__Exercise prompt__. Tally the lines of the listing that contain the word "Project", then give the total and nothing else.

Data records:
================

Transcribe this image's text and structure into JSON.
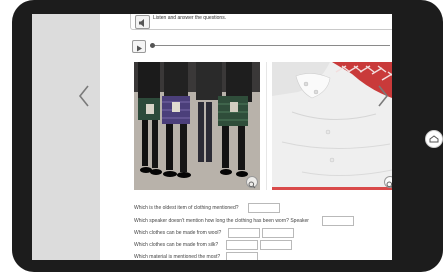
{
  "exercise": {
    "instruction": "Listen and answer the questions."
  },
  "questions": [
    {
      "text": "Which is the oldest item of clothing mentioned?"
    },
    {
      "text": "Which speaker doesn't mention how long the clothing has been worn? Speaker"
    },
    {
      "text": "Which clothes can be made from wool?"
    },
    {
      "text": "Which clothes can be made from silk?"
    },
    {
      "text": "Which material is mentioned the most?"
    }
  ],
  "icons": {
    "speaker": "speaker-icon",
    "play": "play-icon",
    "prev": "chevron-left-icon",
    "next": "chevron-right-icon",
    "zoom": "magnifier-icon",
    "side_button": "home-icon"
  }
}
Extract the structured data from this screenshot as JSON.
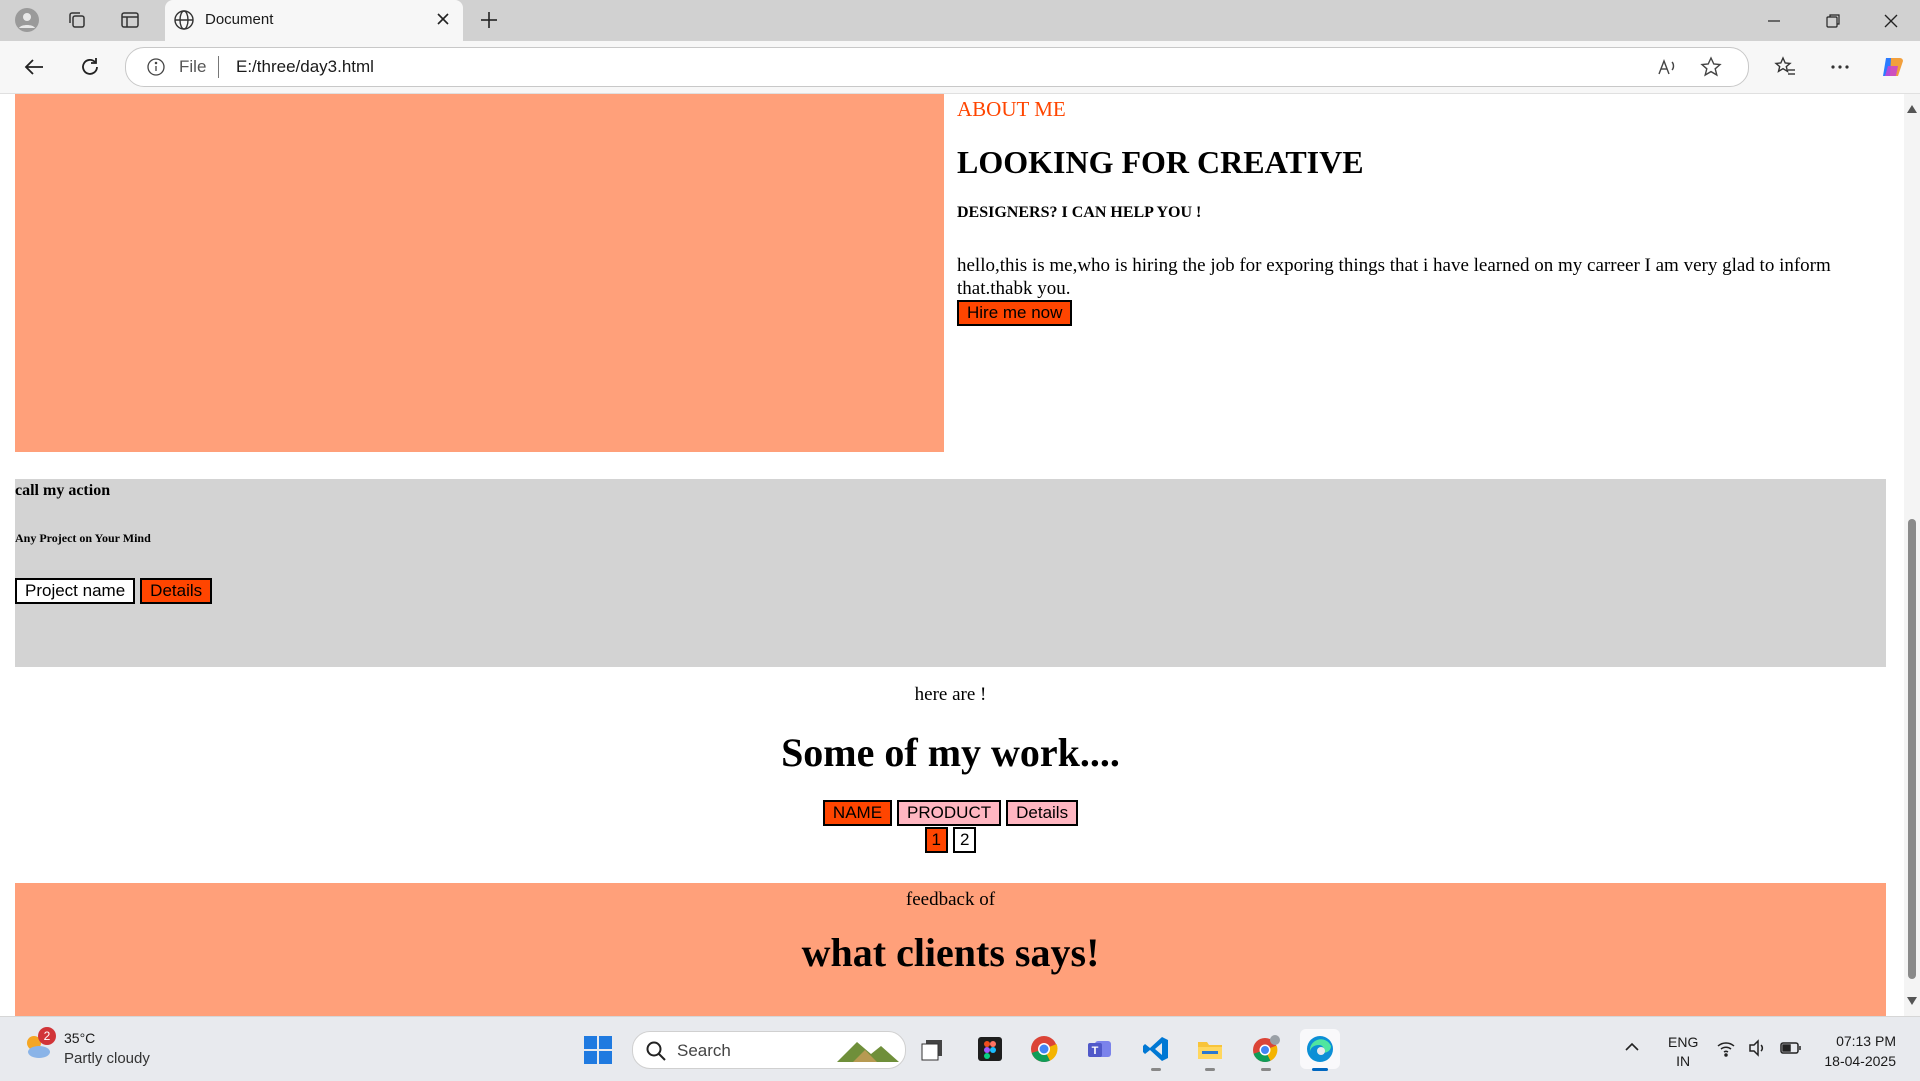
{
  "browser": {
    "tab_title": "Document",
    "address": {
      "scheme_label": "File",
      "url": "E:/three/day3.html"
    }
  },
  "page": {
    "about": {
      "kicker": "ABOUT ME",
      "title": "LOOKING FOR CREATIVE",
      "subtitle": "DESIGNERS? I CAN HELP YOU !",
      "paragraph": "hello,this is me,who is hiring the job for exporing things that i have learned on my carreer I am very glad to inform that.thabk you.",
      "hire_button": "Hire me now",
      "image_color": "#ffa07a"
    },
    "cta": {
      "title": "call my action",
      "subtitle": "Any Project on Your Mind",
      "project_button": "Project name",
      "details_button": "Details",
      "background": "#d3d3d3"
    },
    "work": {
      "kicker": "here are !",
      "title": "Some of my work....",
      "tabs": [
        "NAME",
        "PRODUCT",
        "Details"
      ],
      "pages": [
        "1",
        "2"
      ]
    },
    "feedback": {
      "kicker": "feedback of",
      "title": "what clients says!"
    },
    "accent_color": "#ff4500"
  },
  "taskbar": {
    "weather": {
      "badge": "2",
      "temp": "35°C",
      "condition": "Partly cloudy"
    },
    "search_label": "Search",
    "language": [
      "ENG",
      "IN"
    ],
    "time": "07:13 PM",
    "date": "18-04-2025"
  }
}
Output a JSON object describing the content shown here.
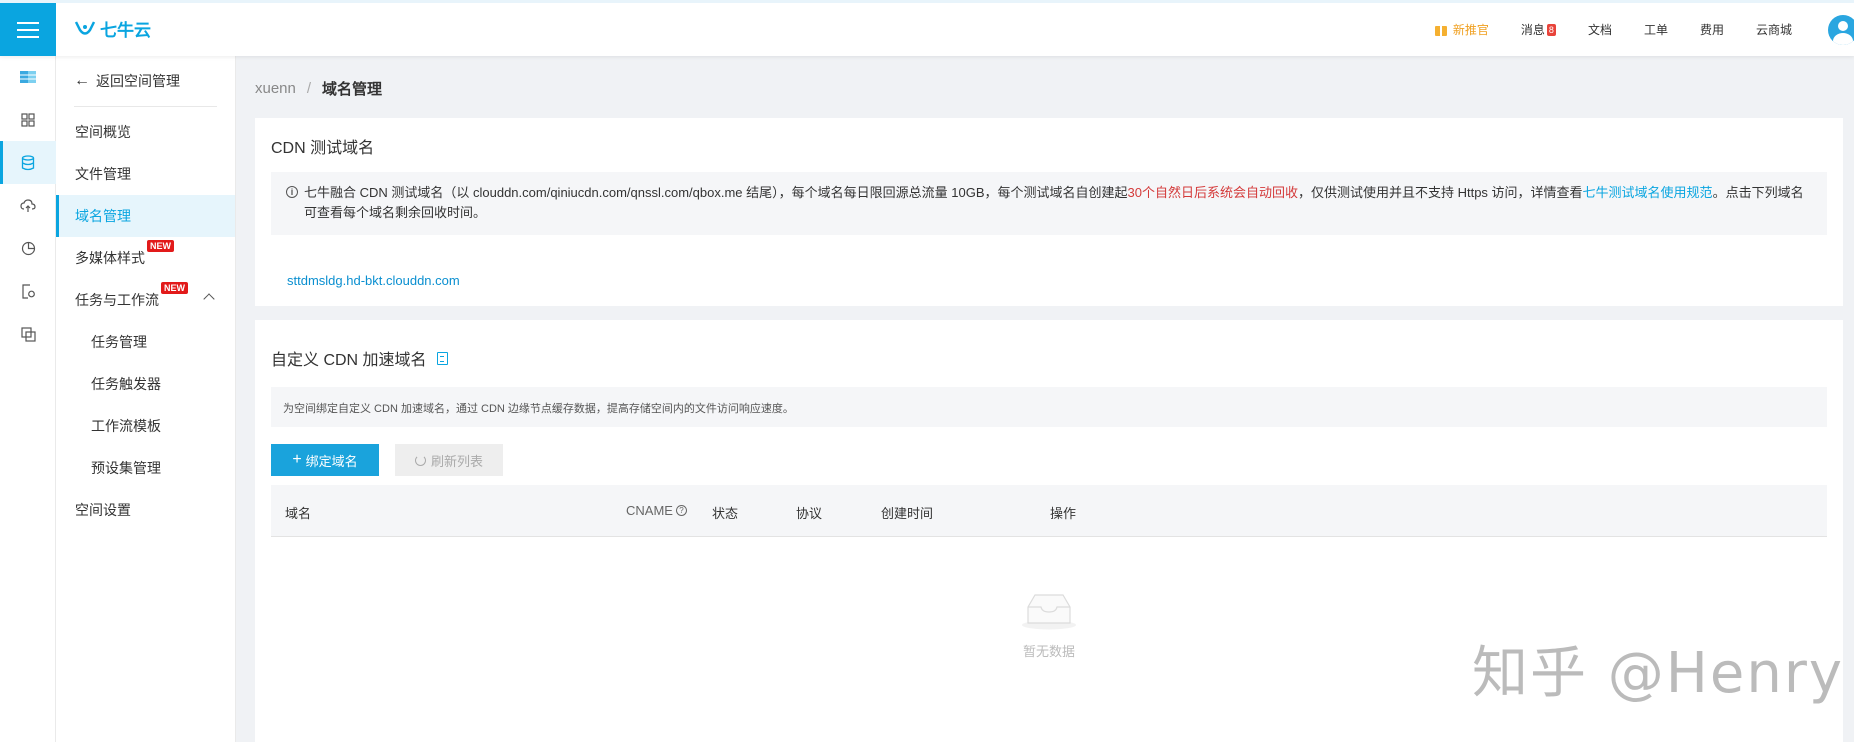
{
  "header": {
    "logo_text": "七牛云",
    "nav": {
      "promo": "新推官",
      "messages": "消息",
      "messages_count": "8",
      "docs": "文档",
      "tickets": "工单",
      "billing": "费用",
      "market": "云商城"
    }
  },
  "sidebar": {
    "rail_icons": [
      "bucket-icon",
      "apps-grid-icon",
      "database-icon",
      "cloud-upload-icon",
      "pie-chart-icon",
      "file-search-icon",
      "copy-icon"
    ],
    "back_label": "返回空间管理",
    "items": [
      {
        "label": "空间概览"
      },
      {
        "label": "文件管理"
      },
      {
        "label": "域名管理"
      },
      {
        "label": "多媒体样式",
        "badge": "NEW"
      },
      {
        "label": "任务与工作流",
        "badge": "NEW"
      },
      {
        "label": "任务管理"
      },
      {
        "label": "任务触发器"
      },
      {
        "label": "工作流模板"
      },
      {
        "label": "预设集管理"
      },
      {
        "label": "空间设置"
      }
    ]
  },
  "breadcrumb": {
    "parent": "xuenn",
    "separator": "/",
    "current": "域名管理"
  },
  "test_domain_card": {
    "title": "CDN 测试域名",
    "notice_part1": "七牛融合 CDN 测试域名（以 clouddn.com/qiniucdn.com/qnssl.com/qbox.me 结尾），每个域名每日限回源总流量 10GB，每个测试域名自创建起",
    "notice_red": "30个自然日后系统会自动回收",
    "notice_part2": "，仅供测试使用并且不支持 Https 访问，详情查看",
    "notice_link": "七牛测试域名使用规范",
    "notice_part3": "。点击下列域名可查看每个域名剩余回收时间。",
    "domain": "sttdmsldg.hd-bkt.clouddn.com"
  },
  "custom_domain_card": {
    "title": "自定义 CDN 加速域名",
    "description": "为空间绑定自定义 CDN 加速域名，通过 CDN 边缘节点缓存数据，提高存储空间内的文件访问响应速度。",
    "bind_button": "绑定域名",
    "refresh_button": "刷新列表",
    "columns": {
      "domain": "域名",
      "cname": "CNAME",
      "status": "状态",
      "protocol": "协议",
      "created": "创建时间",
      "actions": "操作"
    },
    "empty_text": "暂无数据"
  },
  "watermark": "知乎 @Henry",
  "colors": {
    "brand": "#0aa5e0",
    "warning_text": "#d43a3a",
    "promo": "#f0a020"
  }
}
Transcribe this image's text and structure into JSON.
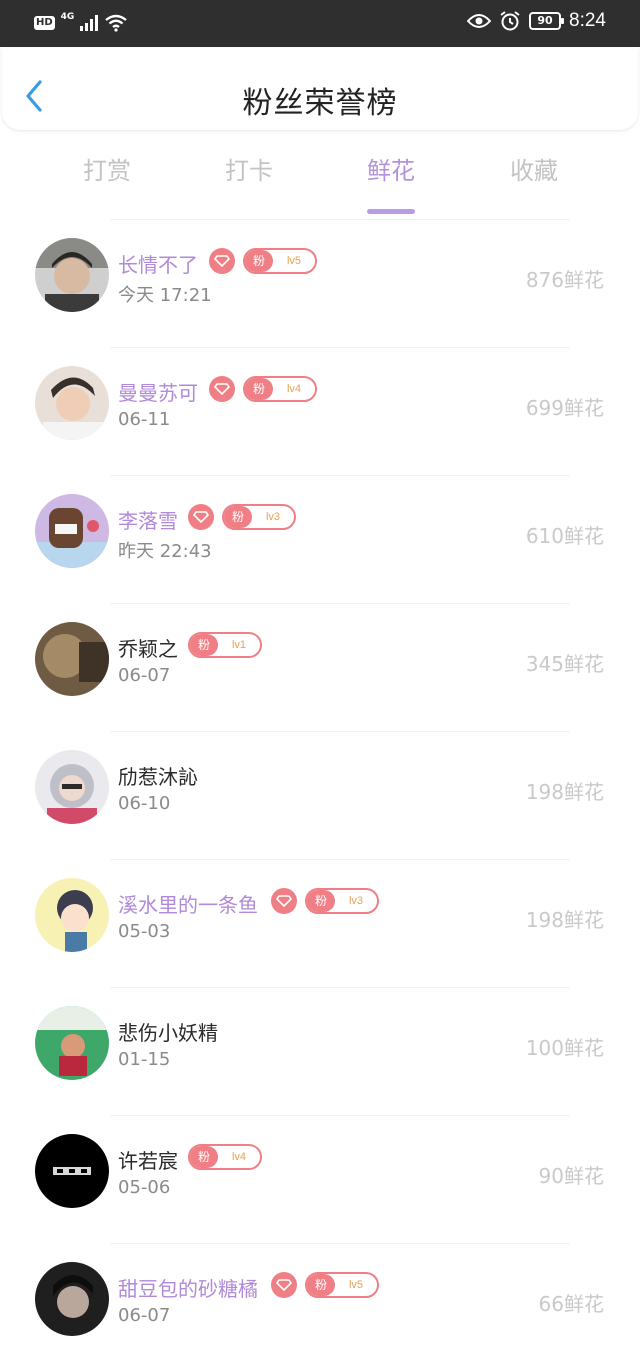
{
  "status_bar": {
    "hd": "HD",
    "network": "4G",
    "battery": "90",
    "time": "8:24"
  },
  "header": {
    "title": "粉丝荣誉榜"
  },
  "tabs": [
    {
      "label": "打赏"
    },
    {
      "label": "打卡"
    },
    {
      "label": "鲜花"
    },
    {
      "label": "收藏"
    }
  ],
  "badge": {
    "fan_label": "粉"
  },
  "fans": [
    {
      "name": "长情不了",
      "date": "今天 17:21",
      "flowers": "876鲜花",
      "level": "lv5",
      "vip": true
    },
    {
      "name": "曼曼苏可",
      "date": "06-11",
      "flowers": "699鲜花",
      "level": "lv4",
      "vip": true
    },
    {
      "name": "李落雪",
      "date": "昨天 22:43",
      "flowers": "610鲜花",
      "level": "lv3",
      "vip": true
    },
    {
      "name": "乔颖之",
      "date": "06-07",
      "flowers": "345鲜花",
      "level": "lv1",
      "vip": false
    },
    {
      "name": "劤惹沐訫",
      "date": "06-10",
      "flowers": "198鲜花",
      "level": "",
      "vip": false
    },
    {
      "name": "溪水里的一条鱼",
      "date": "05-03",
      "flowers": "198鲜花",
      "level": "lv3",
      "vip": true
    },
    {
      "name": "悲伤小妖精",
      "date": "01-15",
      "flowers": "100鲜花",
      "level": "",
      "vip": false
    },
    {
      "name": "许若宸",
      "date": "05-06",
      "flowers": "90鲜花",
      "level": "lv4",
      "vip": false
    },
    {
      "name": "甜豆包的砂糖橘",
      "date": "06-07",
      "flowers": "66鲜花",
      "level": "lv5",
      "vip": true
    }
  ],
  "colors": {
    "accent": "#b99ce3",
    "vip_name": "#b08ad9",
    "badge": "#ef7f85",
    "level_text": "#e9a24f"
  }
}
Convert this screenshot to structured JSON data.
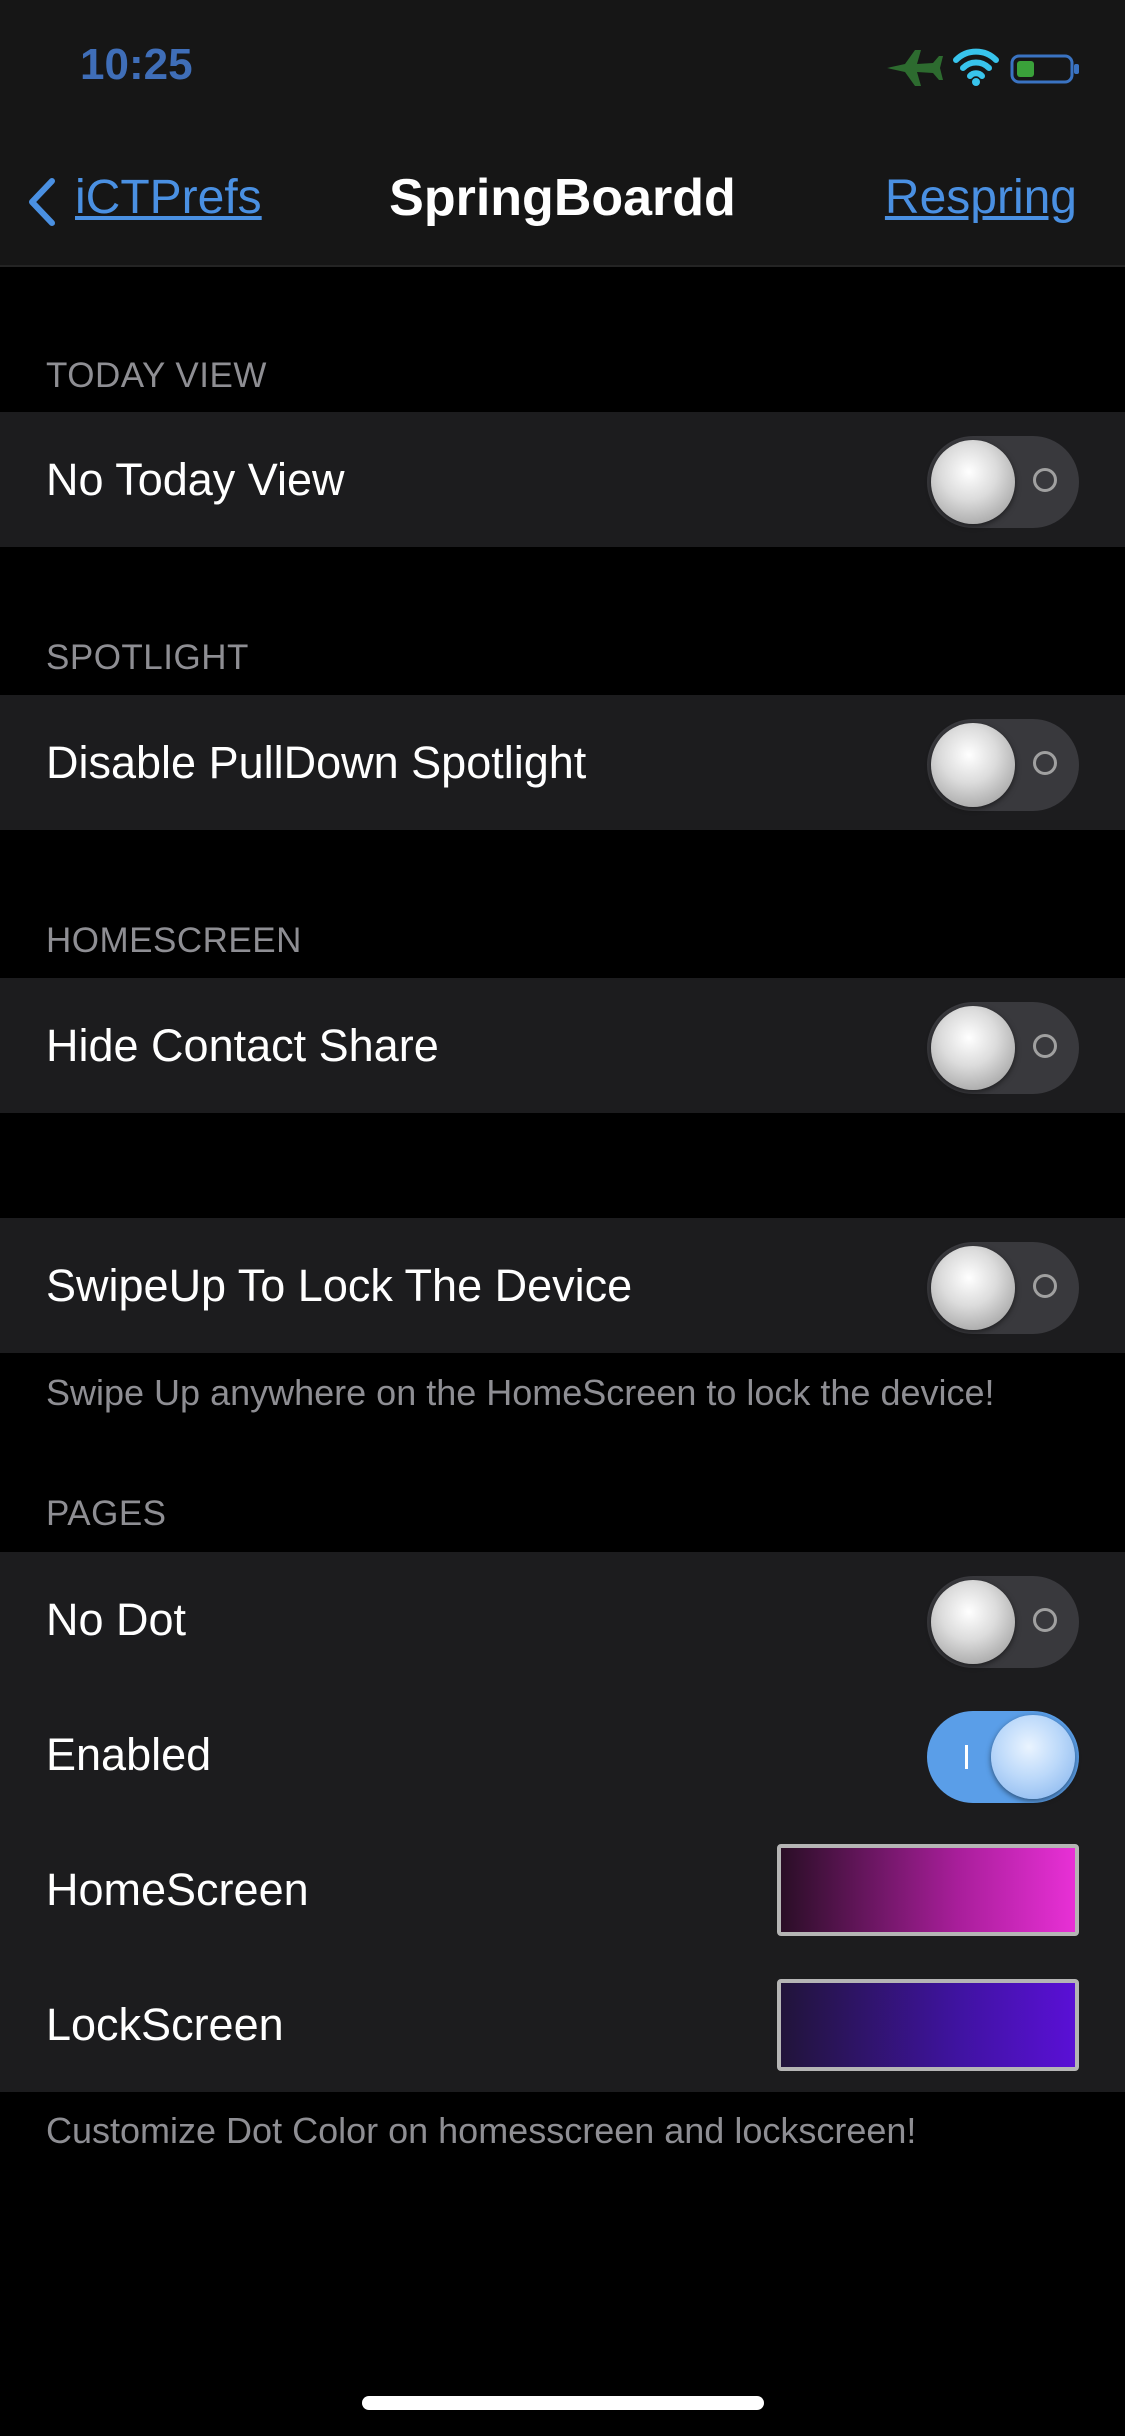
{
  "status_bar": {
    "time": "10:25",
    "icons": [
      "airplane-icon",
      "wifi-icon",
      "battery-icon"
    ]
  },
  "nav": {
    "back_label": "iCTPrefs",
    "title": "SpringBoardd",
    "action_label": "Respring"
  },
  "sections": {
    "today_view": {
      "header": "TODAY VIEW",
      "rows": [
        {
          "label": "No Today View",
          "on": false
        }
      ]
    },
    "spotlight": {
      "header": "SPOTLIGHT",
      "rows": [
        {
          "label": "Disable PullDown Spotlight",
          "on": false
        }
      ]
    },
    "homescreen": {
      "header": "HOMESCREEN",
      "rows": [
        {
          "label": "Hide Contact Share",
          "on": false
        }
      ]
    },
    "swipe": {
      "rows": [
        {
          "label": "SwipeUp To Lock The Device",
          "on": false
        }
      ],
      "footer": "Swipe Up anywhere on the HomeScreen to lock the device!"
    },
    "pages": {
      "header": "PAGES",
      "rows": [
        {
          "label": "No Dot",
          "on": false
        },
        {
          "label": "Enabled",
          "on": true
        }
      ],
      "colors": [
        {
          "label": "HomeScreen",
          "color_from": "#2a0e26",
          "color_to": "#e830d6"
        },
        {
          "label": "LockScreen",
          "color_from": "#21143a",
          "color_to": "#5a10d6"
        }
      ],
      "footer": "Customize Dot Color on homesscreen and lockscreen!"
    }
  },
  "colors": {
    "accent": "#4a90e2",
    "toggle_on": "#5a9ee8",
    "cell_bg": "#1c1c1e",
    "secondary_text": "#8e8e93"
  }
}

================

__Answer to this exercise__. 2